» **JOB**
Look for "title" in the listing below. Gather each line that contains it.
Start of SOURCE MATERIAL
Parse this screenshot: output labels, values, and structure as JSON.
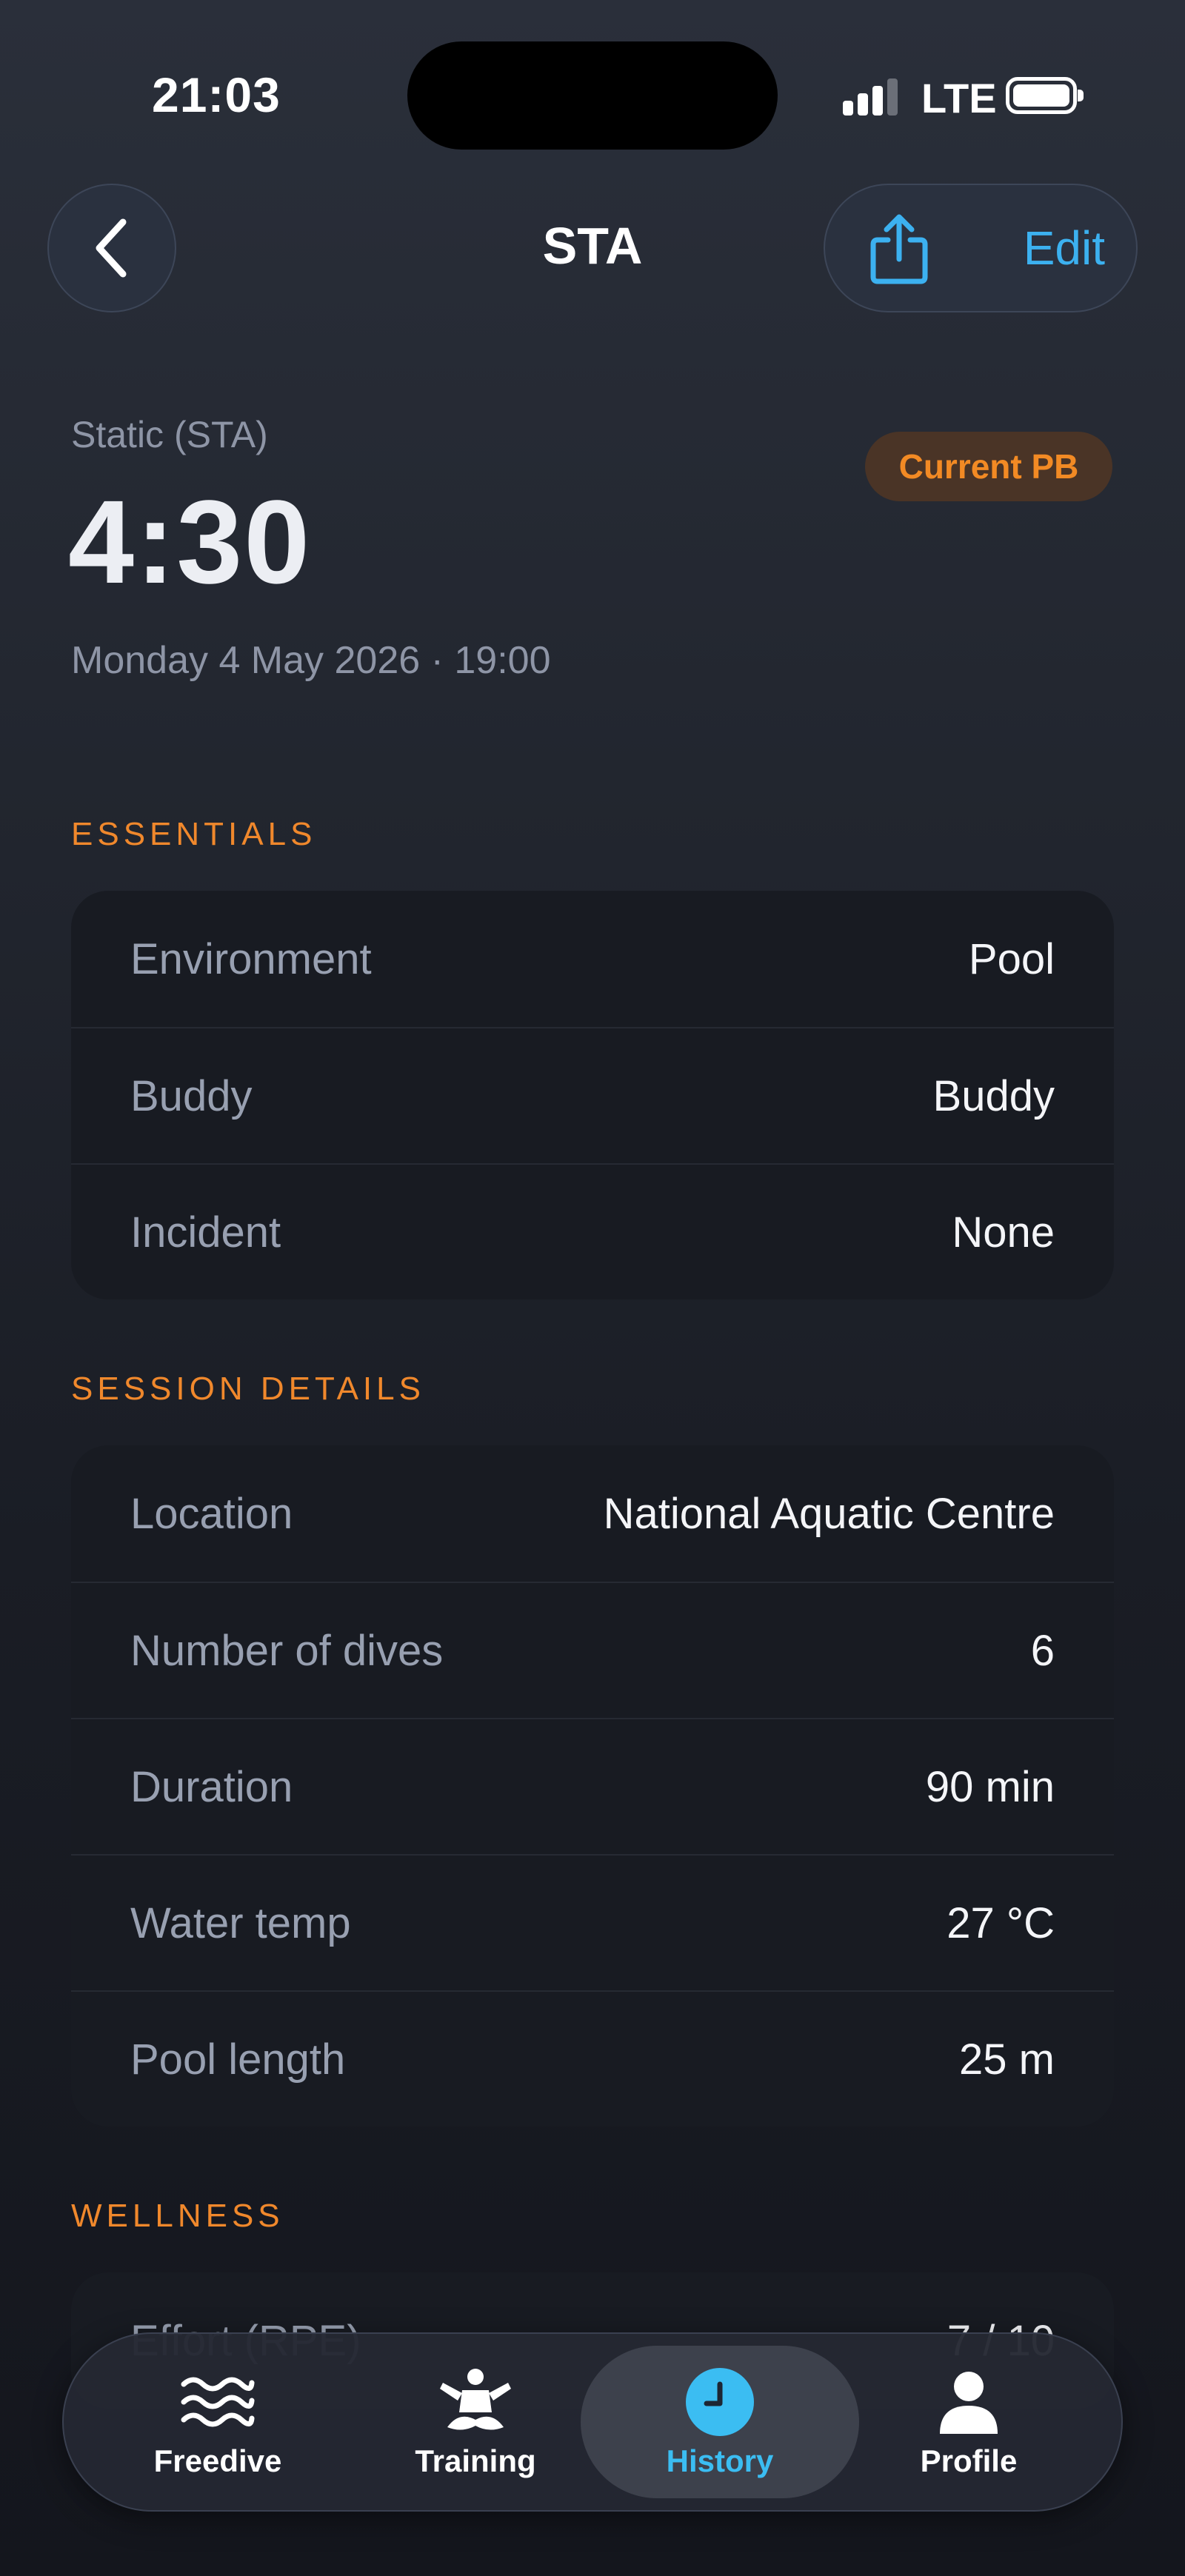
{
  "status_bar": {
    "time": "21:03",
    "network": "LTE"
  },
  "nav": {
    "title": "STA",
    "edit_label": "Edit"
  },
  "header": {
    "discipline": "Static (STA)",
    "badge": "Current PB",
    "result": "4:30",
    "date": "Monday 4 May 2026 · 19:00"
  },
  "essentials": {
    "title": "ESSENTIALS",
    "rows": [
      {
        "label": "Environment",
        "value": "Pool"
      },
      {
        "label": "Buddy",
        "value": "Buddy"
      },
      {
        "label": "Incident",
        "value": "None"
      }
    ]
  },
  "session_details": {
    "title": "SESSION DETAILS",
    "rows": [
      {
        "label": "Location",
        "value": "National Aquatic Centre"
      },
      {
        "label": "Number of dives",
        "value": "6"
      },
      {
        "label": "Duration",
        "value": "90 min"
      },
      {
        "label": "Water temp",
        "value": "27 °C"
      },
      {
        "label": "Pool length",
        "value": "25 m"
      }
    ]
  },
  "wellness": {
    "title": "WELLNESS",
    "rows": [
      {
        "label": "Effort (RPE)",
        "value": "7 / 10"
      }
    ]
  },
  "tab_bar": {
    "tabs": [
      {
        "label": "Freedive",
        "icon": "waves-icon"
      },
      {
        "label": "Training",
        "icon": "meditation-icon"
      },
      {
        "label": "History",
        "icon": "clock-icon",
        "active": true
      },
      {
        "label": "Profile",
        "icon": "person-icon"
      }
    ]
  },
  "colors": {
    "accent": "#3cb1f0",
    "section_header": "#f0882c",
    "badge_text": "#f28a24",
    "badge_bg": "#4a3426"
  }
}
End of SOURCE MATERIAL
» **SOLUTION FOR THIS EXERCISE**
    "title": "STA",
    "title": "ESSENTIALS",
    "title": "SESSION DETAILS",
    "title": "WELLNESS",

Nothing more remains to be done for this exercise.